> Using the information:
a) Answer each question from the article on getting better at guitar, one line per answer, marked (i), (ii), (iii) as below.
(i) What audience is the article aimed at?
(ii) What was the writer formally trained as?
(iii) What does the writer say his art is these days?
b) In the article on getting better at guitar, what are all the options the writer says the guitarist in his audience might be looking at for help?
c) Carry on the article about getting better at guitar from the point where it stops.

> Provided text:
·····

January 16, 2026
First Principles
This article is aimed at a very specific audience- that is, guys who play guitar and want to get better at it. There are a lot of guys like us! If that’s you too, well, you’re in my tribe because that’s what I like to do too.
But here’s the thing. The guy that I’m talking about in my audience wants to get better but he’s not exactly sure how to do that. He keeps going back, over and over to the same stuff that he already knows. He knows it really well! Man, does he know it well! But he’d like to try something different.
Maybe he’s looking at online video or a guitar lesson program or an online teacher or an in-person teacher… but it’s hard to find a good fit. That might be because half of the fun of playing guitar is teaching yourself how to play a tune! And sorry -being told how to do something is not the same as figuring it out for yourself. Teaching yourself how to play is the best, and you know what? I can help you figure out how to do that.
As a guitar student myself, I always thought that was one of the most interesting things about it! I want to figure stuff out for myself, I don’t want to be told how to play something interesting…. truth is, I want to already know how to play something interesting. So if that’s you too, I get it.
My task as a guitar teacher is pretty straightforward; take what I know and present it in a way that a student can understand. I know how to “think like a musician”. How to accompany oneself. How to practice in a disciplined way, how to encourage oneself by taking smaller bites, choosing goals that are challenging but attainable… all the things you’d want to know if you’re serious about guitar… And I can show you how to do all that for yourself.
I have quite a lot of experience teaching guitar but I’m also an artist; a formally trained illustrator, back in the day.
Here are a couple of examples, in case you’re interested.
I’m still an artist! My art these days though, is teaching people how to play guitar.

·····

> Provided information:
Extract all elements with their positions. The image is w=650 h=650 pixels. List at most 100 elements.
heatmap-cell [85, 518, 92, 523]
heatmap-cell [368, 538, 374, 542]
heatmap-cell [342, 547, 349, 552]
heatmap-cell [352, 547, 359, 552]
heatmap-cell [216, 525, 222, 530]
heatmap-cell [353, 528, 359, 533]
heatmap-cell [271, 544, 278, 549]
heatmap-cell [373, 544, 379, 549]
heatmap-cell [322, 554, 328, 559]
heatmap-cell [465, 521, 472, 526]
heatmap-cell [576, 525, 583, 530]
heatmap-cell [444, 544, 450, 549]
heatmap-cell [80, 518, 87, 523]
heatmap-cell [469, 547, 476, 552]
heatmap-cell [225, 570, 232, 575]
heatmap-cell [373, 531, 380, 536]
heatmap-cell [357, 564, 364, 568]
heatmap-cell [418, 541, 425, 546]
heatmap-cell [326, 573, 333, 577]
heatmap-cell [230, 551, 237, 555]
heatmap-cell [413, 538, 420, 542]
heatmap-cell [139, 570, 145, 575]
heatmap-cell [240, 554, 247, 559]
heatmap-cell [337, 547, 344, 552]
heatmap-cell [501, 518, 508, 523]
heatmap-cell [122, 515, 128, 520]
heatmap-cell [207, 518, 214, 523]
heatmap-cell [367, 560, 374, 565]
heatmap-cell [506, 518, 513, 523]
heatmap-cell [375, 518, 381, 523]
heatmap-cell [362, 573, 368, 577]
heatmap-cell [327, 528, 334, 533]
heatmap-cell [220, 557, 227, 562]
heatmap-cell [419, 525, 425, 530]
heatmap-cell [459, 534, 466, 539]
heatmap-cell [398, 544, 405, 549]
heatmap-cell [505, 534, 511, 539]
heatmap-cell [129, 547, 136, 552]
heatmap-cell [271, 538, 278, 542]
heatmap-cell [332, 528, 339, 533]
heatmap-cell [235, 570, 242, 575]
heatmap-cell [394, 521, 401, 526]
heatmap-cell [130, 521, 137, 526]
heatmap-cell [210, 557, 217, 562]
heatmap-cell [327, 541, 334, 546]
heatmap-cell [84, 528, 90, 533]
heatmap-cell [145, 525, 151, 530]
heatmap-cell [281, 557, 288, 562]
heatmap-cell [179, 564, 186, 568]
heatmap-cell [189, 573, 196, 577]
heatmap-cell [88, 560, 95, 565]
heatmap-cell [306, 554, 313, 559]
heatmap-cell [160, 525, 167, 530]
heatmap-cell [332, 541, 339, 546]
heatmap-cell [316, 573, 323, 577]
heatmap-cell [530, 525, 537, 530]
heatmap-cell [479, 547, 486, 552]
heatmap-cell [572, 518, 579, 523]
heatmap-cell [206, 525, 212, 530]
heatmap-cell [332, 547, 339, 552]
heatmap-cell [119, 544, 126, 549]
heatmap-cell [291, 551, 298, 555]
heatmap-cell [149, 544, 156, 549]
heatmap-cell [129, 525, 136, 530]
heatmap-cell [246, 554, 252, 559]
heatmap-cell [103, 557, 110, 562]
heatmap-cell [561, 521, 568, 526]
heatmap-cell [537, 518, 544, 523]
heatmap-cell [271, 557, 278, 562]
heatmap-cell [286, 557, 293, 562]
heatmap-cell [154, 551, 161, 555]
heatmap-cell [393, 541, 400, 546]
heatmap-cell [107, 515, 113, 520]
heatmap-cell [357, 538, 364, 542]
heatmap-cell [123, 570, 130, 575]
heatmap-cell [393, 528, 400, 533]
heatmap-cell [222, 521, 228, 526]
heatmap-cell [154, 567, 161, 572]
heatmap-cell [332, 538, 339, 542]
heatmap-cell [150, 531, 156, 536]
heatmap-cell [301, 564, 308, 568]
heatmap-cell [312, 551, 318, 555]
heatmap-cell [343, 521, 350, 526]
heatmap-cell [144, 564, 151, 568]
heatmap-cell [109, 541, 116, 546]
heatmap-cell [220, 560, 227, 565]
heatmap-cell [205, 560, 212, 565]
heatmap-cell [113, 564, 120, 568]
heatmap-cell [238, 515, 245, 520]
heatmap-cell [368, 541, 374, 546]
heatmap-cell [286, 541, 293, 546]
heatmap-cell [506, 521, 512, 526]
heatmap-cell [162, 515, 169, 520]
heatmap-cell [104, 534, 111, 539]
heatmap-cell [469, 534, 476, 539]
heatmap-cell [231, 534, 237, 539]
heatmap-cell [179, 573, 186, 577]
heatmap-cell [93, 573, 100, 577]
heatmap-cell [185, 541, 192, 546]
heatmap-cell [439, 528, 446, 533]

·····

> Responses by task:
a)
(i) Guys who play guitar and want to get better at it.
(ii) An illustrator.
(iii) Teaching people how to play guitar.

b)
- Online video
- A guitar lesson program
- An online teacher
- An in-person teacher

c)
It is amazing and delightful for me! Every single head is different, and, provided the student and I share a genuine desire to learn to play guitar better than we do now, every student is teachable. My “art” as a guitar teacher, if you will, is figuring out how to present the knowledge that I have in a way that each student can understand. That’s the interesting part! I teach the same thing to students from 7 to 70. The coolest thing for me is figuring out the best way to do that for each student.
There are a couple of fundamental truths that we must discover together about making music on guitar- “first principles”, if you will. I’ve proved them out to myself so many times I don’t think about them anymore… except, of course, when I’m trying to show them to somebody else. Then I think about them quite a lot, and what might be the best way to explain them to the unique person that I’m talking to. That’s the fascinating part, to me; how to get to the point where we actually “converse”, musically.
First Principles
I think what it comes down to is having a “shared language”. It’s useful to have a couple of simple, fundamental ideas that we understand in the same way. If we have a common language and share some ideas about what things are, we can discuss them more easily! We can begin to understand the nature of music played on guitar and how to use that knowledge for our own music.
Know the names and numbers of your strings. That is job one.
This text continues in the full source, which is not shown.